- WHAT IS ASKED
Lines containing the string "color" are to be counted. Write only how many there are.

>> start DATASET ROWS

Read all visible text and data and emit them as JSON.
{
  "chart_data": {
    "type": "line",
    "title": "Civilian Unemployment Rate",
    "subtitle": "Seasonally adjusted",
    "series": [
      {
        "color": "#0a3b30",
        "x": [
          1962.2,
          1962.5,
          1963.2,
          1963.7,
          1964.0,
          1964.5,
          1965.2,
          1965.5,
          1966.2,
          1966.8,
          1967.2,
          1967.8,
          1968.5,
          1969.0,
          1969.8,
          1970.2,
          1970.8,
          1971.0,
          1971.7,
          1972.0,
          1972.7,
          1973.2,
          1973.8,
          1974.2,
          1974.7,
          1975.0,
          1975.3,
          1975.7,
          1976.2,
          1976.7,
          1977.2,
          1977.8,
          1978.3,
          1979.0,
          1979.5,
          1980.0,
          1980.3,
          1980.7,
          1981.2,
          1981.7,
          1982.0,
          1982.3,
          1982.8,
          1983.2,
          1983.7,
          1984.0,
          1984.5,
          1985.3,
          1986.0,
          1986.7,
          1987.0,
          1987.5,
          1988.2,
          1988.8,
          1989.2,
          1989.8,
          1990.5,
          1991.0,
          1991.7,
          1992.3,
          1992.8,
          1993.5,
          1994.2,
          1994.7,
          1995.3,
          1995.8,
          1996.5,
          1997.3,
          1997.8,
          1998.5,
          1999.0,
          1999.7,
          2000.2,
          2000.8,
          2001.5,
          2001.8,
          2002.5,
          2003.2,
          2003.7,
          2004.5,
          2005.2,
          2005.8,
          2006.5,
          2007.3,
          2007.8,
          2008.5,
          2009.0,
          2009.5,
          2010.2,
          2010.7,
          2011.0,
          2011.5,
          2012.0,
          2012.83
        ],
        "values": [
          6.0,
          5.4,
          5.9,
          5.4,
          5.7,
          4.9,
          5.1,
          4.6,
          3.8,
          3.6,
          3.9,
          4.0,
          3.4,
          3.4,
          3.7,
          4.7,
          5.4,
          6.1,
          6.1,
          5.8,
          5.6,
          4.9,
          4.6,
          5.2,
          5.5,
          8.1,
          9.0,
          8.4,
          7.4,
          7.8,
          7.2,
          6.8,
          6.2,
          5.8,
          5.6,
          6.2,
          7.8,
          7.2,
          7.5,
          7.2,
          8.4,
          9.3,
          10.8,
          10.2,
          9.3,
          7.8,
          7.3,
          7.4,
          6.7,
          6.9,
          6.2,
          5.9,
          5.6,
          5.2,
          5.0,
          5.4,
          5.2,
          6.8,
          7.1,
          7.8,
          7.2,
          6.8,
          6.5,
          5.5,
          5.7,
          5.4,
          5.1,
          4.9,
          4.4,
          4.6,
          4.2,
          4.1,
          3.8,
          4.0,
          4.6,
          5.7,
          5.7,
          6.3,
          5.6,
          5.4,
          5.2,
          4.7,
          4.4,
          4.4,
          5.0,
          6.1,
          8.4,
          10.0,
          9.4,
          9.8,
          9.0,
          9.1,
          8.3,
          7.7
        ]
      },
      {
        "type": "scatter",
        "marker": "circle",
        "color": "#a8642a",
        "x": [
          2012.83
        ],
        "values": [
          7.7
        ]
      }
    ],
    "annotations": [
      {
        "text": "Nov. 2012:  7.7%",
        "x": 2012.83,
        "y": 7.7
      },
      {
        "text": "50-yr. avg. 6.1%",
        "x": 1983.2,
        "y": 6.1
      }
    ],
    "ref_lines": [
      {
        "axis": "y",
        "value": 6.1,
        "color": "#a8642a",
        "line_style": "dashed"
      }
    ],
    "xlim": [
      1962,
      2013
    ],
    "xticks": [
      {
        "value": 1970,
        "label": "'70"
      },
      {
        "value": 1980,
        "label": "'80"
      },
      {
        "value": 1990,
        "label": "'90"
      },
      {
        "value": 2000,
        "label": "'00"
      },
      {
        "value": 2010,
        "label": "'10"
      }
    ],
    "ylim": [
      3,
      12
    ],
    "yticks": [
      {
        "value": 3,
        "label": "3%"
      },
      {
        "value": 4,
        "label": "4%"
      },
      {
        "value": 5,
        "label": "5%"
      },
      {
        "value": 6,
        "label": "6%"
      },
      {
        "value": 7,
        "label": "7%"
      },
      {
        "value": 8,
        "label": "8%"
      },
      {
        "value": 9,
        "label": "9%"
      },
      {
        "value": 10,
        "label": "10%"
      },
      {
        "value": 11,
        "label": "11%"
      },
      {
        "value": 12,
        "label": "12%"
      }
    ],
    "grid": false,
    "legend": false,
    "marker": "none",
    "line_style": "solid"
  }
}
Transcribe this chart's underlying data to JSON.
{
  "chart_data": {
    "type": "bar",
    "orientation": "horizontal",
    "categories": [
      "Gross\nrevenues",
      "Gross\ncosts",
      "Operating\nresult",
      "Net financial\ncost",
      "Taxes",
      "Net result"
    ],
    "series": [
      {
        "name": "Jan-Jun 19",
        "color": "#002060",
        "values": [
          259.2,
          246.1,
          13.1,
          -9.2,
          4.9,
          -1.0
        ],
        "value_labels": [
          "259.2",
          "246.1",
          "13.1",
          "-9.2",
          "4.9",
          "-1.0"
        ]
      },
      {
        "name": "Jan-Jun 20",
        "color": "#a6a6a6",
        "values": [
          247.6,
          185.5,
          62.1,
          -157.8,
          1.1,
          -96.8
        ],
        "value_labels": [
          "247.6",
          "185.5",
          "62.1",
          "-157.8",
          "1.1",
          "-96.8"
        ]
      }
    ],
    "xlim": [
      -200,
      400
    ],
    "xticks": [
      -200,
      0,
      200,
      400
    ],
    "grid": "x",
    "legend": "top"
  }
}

>> end DATASET ROWS

- WRITTEN SOLUTION
5